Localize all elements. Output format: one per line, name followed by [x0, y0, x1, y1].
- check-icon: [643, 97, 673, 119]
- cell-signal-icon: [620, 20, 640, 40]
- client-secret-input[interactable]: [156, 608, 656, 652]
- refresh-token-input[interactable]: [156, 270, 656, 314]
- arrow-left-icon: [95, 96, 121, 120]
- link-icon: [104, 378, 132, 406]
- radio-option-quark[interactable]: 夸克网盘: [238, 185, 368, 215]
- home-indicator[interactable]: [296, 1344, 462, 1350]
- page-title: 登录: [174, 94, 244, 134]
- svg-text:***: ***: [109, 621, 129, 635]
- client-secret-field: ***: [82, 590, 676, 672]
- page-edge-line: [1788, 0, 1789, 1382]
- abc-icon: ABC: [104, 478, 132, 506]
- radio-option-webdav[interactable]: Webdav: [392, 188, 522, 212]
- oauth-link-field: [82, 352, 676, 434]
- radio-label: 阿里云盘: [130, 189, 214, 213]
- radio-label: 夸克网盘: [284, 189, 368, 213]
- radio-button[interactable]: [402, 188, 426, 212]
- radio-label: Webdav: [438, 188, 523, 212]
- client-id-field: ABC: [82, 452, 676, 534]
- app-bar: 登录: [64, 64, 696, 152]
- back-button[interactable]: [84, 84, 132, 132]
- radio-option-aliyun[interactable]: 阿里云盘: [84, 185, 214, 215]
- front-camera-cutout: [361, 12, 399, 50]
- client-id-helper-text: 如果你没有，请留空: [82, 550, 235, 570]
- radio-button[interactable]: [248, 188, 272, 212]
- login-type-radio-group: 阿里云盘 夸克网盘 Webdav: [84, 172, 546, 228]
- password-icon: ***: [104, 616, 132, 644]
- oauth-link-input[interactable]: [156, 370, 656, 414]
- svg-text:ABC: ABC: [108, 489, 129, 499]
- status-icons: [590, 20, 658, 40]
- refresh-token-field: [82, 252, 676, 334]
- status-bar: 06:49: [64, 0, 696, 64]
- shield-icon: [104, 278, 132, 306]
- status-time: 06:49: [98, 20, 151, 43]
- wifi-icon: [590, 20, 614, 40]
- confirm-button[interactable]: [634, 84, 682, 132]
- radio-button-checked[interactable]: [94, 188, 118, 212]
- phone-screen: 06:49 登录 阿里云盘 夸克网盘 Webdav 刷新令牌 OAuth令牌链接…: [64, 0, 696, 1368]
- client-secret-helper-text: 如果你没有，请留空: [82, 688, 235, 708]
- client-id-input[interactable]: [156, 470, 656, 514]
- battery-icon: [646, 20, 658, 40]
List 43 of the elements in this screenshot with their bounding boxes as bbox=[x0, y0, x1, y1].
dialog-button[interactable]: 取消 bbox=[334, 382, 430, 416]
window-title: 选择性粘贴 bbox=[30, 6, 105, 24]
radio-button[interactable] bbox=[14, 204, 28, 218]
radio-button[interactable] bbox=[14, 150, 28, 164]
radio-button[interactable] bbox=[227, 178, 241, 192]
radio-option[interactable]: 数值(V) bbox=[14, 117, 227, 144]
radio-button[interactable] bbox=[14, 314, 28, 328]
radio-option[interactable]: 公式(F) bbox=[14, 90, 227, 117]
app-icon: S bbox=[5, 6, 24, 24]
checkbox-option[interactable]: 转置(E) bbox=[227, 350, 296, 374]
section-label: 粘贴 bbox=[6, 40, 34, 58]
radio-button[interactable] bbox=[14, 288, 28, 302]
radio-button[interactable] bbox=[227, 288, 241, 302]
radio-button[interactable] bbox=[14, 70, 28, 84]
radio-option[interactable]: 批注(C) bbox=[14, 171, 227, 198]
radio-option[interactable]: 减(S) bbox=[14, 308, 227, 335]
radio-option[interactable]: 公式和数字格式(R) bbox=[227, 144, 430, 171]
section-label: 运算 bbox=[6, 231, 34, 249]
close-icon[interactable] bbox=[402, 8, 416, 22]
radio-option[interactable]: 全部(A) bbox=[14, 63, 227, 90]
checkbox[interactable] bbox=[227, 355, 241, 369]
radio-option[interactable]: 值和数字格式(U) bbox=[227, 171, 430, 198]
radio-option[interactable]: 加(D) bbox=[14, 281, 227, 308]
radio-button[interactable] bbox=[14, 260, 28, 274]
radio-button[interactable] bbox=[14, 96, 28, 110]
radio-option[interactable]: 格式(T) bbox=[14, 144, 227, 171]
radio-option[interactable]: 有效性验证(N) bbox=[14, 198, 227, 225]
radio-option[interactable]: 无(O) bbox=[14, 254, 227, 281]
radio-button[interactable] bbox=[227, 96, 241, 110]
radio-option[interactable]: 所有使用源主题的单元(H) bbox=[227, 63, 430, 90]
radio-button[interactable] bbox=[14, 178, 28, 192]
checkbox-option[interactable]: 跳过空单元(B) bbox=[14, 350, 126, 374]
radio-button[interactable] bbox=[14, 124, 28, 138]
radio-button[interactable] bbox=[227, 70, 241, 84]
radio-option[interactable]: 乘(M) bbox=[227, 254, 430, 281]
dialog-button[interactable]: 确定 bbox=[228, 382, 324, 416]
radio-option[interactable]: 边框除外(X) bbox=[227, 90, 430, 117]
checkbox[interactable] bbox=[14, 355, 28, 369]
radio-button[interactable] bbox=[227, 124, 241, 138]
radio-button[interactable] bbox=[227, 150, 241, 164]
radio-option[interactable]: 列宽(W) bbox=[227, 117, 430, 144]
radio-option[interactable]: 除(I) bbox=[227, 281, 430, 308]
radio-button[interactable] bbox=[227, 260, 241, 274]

====

- **Rincian Soal**: Tulis ulang setiap baris dari semua catatan di atas tanpa mengubah satu karakter pun.

- **Contoh Penyelesaian**:
Localize all elements. Output format: one per line, name followed by [x0, y0, x1, y1].
- check-icon: [643, 97, 673, 119]
- cell-signal-icon: [620, 20, 640, 40]
- client-secret-input[interactable]: [156, 608, 656, 652]
- refresh-token-input[interactable]: [156, 270, 656, 314]
- arrow-left-icon: [95, 96, 121, 120]
- link-icon: [104, 378, 132, 406]
- radio-option-quark[interactable]: 夸克网盘: [238, 185, 368, 215]
- home-indicator[interactable]: [296, 1344, 462, 1350]
- page-title: 登录: [174, 94, 244, 134]
- svg-text:***: ***: [109, 621, 129, 635]
- client-secret-field: ***: [82, 590, 676, 672]
- page-edge-line: [1788, 0, 1789, 1382]
- abc-icon: ABC: [104, 478, 132, 506]
- radio-option-webdav[interactable]: Webdav: [392, 188, 522, 212]
- oauth-link-field: [82, 352, 676, 434]
- radio-label: 阿里云盘: [130, 189, 214, 213]
- radio-label: 夸克网盘: [284, 189, 368, 213]
- radio-button[interactable]: [402, 188, 426, 212]
- radio-label: Webdav: [438, 188, 523, 212]
- client-id-field: ABC: [82, 452, 676, 534]
- app-bar: 登录: [64, 64, 696, 152]
- back-button[interactable]: [84, 84, 132, 132]
- radio-option-aliyun[interactable]: 阿里云盘: [84, 185, 214, 215]
- front-camera-cutout: [361, 12, 399, 50]
- client-id-helper-text: 如果你没有，请留空: [82, 550, 235, 570]
- radio-button[interactable]: [248, 188, 272, 212]
- login-type-radio-group: 阿里云盘 夸克网盘 Webdav: [84, 172, 546, 228]
- password-icon: ***: [104, 616, 132, 644]
- oauth-link-input[interactable]: [156, 370, 656, 414]
- svg-text:ABC: ABC: [108, 489, 129, 499]
- status-icons: [590, 20, 658, 40]
- refresh-token-field: [82, 252, 676, 334]
- status-bar: 06:49: [64, 0, 696, 64]
- shield-icon: [104, 278, 132, 306]
- status-time: 06:49: [98, 20, 151, 43]
- wifi-icon: [590, 20, 614, 40]
- confirm-button[interactable]: [634, 84, 682, 132]
- radio-button-checked[interactable]: [94, 188, 118, 212]
- phone-screen: 06:49 登录 阿里云盘 夸克网盘 Webdav 刷新令牌 OAuth令牌链接…: [64, 0, 696, 1368]
- client-secret-helper-text: 如果你没有，请留空: [82, 688, 235, 708]
- client-id-input[interactable]: [156, 470, 656, 514]
- battery-icon: [646, 20, 658, 40]
List 43 of the elements in this screenshot with their bounding boxes as bbox=[x0, y0, x1, y1].
dialog-button[interactable]: 取消 bbox=[334, 382, 430, 416]
window-title: 选择性粘贴 bbox=[30, 6, 105, 24]
radio-button[interactable] bbox=[14, 204, 28, 218]
radio-button[interactable] bbox=[14, 150, 28, 164]
radio-button[interactable] bbox=[227, 178, 241, 192]
radio-option[interactable]: 数值(V) bbox=[14, 117, 227, 144]
radio-button[interactable] bbox=[14, 314, 28, 328]
radio-option[interactable]: 公式(F) bbox=[14, 90, 227, 117]
app-icon: S bbox=[5, 6, 24, 24]
checkbox-option[interactable]: 转置(E) bbox=[227, 350, 296, 374]
section-label: 粘贴 bbox=[6, 40, 34, 58]
radio-button[interactable] bbox=[14, 288, 28, 302]
radio-button[interactable] bbox=[227, 288, 241, 302]
radio-button[interactable] bbox=[14, 70, 28, 84]
radio-option[interactable]: 批注(C) bbox=[14, 171, 227, 198]
radio-option[interactable]: 减(S) bbox=[14, 308, 227, 335]
radio-option[interactable]: 公式和数字格式(R) bbox=[227, 144, 430, 171]
section-label: 运算 bbox=[6, 231, 34, 249]
close-icon[interactable] bbox=[402, 8, 416, 22]
radio-option[interactable]: 全部(A) bbox=[14, 63, 227, 90]
checkbox[interactable] bbox=[227, 355, 241, 369]
radio-option[interactable]: 值和数字格式(U) bbox=[227, 171, 430, 198]
radio-option[interactable]: 加(D) bbox=[14, 281, 227, 308]
radio-button[interactable] bbox=[14, 260, 28, 274]
radio-button[interactable] bbox=[14, 96, 28, 110]
radio-option[interactable]: 格式(T) bbox=[14, 144, 227, 171]
radio-option[interactable]: 有效性验证(N) bbox=[14, 198, 227, 225]
radio-option[interactable]: 无(O) bbox=[14, 254, 227, 281]
radio-button[interactable] bbox=[227, 96, 241, 110]
radio-option[interactable]: 所有使用源主题的单元(H) bbox=[227, 63, 430, 90]
radio-button[interactable] bbox=[14, 178, 28, 192]
checkbox-option[interactable]: 跳过空单元(B) bbox=[14, 350, 126, 374]
radio-button[interactable] bbox=[14, 124, 28, 138]
radio-button[interactable] bbox=[227, 70, 241, 84]
radio-option[interactable]: 乘(M) bbox=[227, 254, 430, 281]
dialog-button[interactable]: 确定 bbox=[228, 382, 324, 416]
radio-option[interactable]: 边框除外(X) bbox=[227, 90, 430, 117]
checkbox[interactable] bbox=[14, 355, 28, 369]
radio-button[interactable] bbox=[227, 124, 241, 138]
radio-button[interactable] bbox=[227, 150, 241, 164]
radio-option[interactable]: 列宽(W) bbox=[227, 117, 430, 144]
radio-option[interactable]: 除(I) bbox=[227, 281, 430, 308]
radio-button[interactable] bbox=[227, 260, 241, 274]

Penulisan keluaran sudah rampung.